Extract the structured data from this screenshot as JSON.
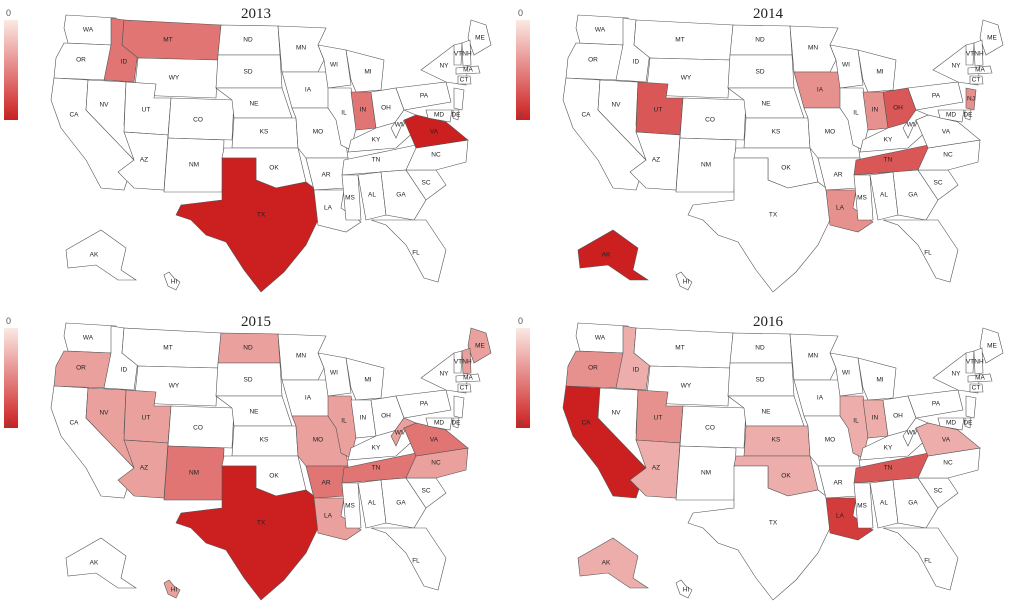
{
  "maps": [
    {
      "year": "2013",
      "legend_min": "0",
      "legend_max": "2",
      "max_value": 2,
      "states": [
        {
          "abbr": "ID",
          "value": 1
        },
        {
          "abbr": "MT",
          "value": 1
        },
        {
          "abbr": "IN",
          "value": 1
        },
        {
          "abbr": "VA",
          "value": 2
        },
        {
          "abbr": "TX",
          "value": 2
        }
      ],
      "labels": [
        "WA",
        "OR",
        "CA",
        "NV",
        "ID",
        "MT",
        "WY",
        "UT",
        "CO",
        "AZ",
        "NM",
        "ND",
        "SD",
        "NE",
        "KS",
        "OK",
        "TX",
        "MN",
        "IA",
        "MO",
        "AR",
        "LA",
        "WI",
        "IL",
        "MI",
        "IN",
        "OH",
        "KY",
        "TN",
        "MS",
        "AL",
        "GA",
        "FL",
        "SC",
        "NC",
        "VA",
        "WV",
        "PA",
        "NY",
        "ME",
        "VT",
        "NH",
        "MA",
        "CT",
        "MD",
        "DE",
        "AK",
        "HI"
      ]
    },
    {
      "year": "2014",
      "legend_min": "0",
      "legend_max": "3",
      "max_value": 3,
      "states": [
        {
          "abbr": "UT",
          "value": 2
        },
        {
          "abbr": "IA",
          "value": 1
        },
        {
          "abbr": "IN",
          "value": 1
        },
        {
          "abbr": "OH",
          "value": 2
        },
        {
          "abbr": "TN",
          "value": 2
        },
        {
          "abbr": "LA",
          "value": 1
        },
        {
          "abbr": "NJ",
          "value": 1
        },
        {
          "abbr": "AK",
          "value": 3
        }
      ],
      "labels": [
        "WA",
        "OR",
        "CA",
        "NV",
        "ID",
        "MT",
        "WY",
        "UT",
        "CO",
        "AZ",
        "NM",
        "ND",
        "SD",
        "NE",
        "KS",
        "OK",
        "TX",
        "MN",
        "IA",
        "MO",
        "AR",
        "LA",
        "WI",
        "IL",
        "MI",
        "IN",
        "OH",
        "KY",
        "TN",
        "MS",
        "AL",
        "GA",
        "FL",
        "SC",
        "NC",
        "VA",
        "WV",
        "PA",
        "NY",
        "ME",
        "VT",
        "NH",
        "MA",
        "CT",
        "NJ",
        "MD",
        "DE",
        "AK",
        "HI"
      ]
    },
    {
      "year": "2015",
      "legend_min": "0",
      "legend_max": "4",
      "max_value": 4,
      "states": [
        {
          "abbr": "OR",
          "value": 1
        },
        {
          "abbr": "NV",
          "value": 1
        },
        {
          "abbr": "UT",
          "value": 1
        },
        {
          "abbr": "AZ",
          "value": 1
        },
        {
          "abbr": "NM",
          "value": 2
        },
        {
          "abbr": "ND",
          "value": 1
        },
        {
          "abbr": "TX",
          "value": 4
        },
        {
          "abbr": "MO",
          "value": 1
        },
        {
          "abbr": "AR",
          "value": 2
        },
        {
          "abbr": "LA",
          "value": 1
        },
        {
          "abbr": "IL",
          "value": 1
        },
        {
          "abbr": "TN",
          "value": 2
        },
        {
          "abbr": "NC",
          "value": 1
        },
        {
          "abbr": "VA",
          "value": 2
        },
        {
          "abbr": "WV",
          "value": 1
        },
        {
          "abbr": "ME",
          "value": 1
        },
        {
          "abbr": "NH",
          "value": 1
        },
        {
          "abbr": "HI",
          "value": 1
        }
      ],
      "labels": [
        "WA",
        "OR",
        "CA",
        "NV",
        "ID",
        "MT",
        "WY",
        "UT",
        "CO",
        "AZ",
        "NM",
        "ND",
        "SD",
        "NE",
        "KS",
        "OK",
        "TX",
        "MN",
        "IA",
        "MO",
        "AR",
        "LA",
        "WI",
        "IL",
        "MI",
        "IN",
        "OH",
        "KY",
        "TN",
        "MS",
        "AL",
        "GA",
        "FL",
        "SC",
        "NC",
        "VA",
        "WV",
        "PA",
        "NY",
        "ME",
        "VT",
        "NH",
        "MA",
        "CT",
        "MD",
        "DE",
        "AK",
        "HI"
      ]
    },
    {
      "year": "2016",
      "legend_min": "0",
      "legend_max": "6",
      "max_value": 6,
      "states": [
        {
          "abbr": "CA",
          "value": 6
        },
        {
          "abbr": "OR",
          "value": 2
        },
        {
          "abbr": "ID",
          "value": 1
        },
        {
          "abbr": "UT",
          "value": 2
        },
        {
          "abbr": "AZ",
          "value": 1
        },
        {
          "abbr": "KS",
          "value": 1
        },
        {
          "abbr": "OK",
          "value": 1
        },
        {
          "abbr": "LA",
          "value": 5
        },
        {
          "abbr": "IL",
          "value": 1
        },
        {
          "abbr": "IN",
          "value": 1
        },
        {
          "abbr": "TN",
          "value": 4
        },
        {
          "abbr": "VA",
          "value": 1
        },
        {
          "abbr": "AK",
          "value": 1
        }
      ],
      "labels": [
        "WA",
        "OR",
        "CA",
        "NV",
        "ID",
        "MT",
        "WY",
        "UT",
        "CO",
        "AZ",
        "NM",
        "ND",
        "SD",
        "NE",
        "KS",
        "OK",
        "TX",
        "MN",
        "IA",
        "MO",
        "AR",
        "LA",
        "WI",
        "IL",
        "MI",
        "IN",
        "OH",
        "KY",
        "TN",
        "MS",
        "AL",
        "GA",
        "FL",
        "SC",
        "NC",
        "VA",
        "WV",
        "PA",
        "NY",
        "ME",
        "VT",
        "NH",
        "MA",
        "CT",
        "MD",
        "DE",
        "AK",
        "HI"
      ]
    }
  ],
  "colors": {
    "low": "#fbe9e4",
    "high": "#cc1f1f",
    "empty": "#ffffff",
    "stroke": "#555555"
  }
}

--

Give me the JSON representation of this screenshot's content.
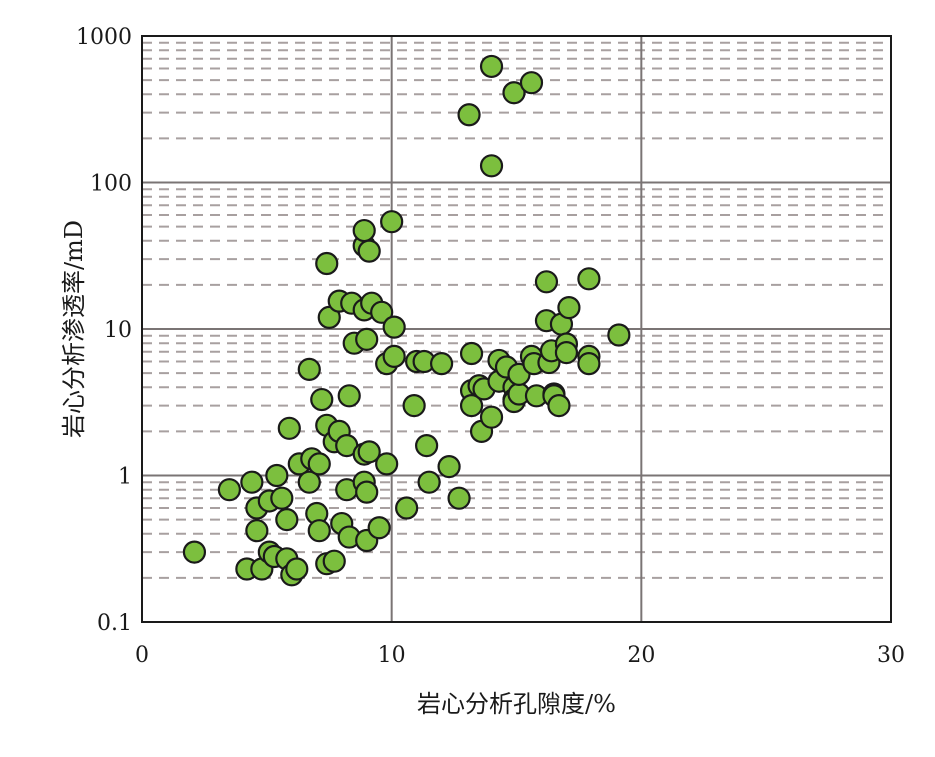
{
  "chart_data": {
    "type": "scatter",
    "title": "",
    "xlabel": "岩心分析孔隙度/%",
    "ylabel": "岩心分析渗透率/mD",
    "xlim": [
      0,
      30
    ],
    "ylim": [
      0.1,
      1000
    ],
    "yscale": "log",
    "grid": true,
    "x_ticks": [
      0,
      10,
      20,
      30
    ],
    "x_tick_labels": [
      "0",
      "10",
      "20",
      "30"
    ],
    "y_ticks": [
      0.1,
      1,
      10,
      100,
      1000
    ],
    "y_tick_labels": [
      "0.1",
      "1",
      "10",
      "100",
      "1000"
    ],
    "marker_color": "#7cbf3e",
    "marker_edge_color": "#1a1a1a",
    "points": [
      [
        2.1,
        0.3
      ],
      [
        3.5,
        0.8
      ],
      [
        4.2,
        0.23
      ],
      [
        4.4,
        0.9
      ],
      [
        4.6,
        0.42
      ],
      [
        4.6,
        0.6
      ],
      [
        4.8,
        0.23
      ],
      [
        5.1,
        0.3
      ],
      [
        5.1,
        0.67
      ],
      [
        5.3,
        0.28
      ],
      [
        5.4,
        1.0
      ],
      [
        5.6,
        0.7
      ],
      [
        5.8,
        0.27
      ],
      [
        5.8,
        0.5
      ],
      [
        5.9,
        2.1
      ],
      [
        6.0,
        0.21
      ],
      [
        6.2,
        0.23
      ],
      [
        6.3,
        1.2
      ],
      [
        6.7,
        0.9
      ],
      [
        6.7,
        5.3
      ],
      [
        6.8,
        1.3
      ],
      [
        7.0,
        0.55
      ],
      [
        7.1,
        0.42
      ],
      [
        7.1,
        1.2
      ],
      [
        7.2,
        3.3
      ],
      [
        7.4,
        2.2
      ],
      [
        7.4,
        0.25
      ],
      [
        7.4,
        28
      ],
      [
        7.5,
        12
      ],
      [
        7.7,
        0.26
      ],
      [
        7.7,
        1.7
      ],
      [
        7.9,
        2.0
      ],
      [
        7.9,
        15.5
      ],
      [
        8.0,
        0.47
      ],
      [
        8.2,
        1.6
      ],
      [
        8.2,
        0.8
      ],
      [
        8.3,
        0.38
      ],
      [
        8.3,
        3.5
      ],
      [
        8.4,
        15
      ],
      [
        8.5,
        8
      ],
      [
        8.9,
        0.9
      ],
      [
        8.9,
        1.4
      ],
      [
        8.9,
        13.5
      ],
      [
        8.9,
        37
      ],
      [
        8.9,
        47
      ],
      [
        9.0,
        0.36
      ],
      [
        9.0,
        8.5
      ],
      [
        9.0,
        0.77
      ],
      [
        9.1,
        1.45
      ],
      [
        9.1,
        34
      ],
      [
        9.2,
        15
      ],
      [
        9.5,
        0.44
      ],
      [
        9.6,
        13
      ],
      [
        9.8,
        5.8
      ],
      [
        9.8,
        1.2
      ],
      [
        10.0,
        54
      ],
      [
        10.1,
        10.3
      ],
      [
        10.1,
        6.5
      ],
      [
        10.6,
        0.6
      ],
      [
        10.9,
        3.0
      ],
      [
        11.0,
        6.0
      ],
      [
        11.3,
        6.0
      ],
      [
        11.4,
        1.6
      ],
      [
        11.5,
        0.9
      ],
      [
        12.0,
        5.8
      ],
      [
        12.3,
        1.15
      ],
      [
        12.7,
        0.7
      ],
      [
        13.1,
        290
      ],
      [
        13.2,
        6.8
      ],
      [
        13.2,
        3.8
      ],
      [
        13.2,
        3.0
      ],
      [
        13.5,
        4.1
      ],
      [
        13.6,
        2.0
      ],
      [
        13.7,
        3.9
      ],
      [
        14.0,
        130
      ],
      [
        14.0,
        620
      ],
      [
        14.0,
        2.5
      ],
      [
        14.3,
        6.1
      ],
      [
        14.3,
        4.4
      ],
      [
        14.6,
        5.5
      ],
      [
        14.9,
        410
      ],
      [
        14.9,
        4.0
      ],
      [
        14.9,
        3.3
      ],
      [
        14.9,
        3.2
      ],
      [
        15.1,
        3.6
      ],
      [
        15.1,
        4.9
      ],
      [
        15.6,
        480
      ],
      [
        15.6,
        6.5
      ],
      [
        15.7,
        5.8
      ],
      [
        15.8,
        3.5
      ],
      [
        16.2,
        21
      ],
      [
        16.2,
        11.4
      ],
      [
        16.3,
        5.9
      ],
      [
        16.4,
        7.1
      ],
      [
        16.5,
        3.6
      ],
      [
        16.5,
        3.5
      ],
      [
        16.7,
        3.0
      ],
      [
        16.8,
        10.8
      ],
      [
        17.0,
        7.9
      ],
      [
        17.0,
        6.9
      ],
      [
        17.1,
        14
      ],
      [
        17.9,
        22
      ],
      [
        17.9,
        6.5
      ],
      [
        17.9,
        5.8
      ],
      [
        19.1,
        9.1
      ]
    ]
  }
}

TASK DIRECTIONS - Which lines contain the word "screenshot"? Return each of them.

THE ANSWER -
Extract the structured data from this screenshot as JSON.
Give me the JSON representation of this screenshot's content.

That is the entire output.